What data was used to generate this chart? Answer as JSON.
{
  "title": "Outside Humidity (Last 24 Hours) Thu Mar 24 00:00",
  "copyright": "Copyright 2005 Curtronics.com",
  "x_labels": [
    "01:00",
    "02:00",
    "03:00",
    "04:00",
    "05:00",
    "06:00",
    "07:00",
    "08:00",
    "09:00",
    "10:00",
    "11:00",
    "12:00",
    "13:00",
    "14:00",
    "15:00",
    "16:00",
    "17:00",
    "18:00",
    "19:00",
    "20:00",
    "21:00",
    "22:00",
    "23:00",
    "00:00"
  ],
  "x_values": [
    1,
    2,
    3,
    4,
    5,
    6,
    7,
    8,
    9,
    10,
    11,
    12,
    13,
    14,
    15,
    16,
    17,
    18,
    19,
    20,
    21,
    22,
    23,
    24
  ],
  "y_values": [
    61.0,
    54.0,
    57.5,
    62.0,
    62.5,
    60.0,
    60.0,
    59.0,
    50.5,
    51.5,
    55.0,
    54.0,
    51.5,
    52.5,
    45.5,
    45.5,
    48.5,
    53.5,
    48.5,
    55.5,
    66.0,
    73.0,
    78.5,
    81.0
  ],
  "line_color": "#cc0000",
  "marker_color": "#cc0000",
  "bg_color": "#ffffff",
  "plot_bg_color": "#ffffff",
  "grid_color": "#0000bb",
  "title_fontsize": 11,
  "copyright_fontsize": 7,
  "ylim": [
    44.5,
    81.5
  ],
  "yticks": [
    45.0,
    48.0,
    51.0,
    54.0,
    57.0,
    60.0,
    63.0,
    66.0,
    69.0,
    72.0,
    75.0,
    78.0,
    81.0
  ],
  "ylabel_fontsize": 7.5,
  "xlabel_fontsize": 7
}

# Description of the task
Gather every line from the entries above where the word "ffffff" appears, and copy them.

# The solution
  "bg_color": "#ffffff",
  "plot_bg_color": "#ffffff",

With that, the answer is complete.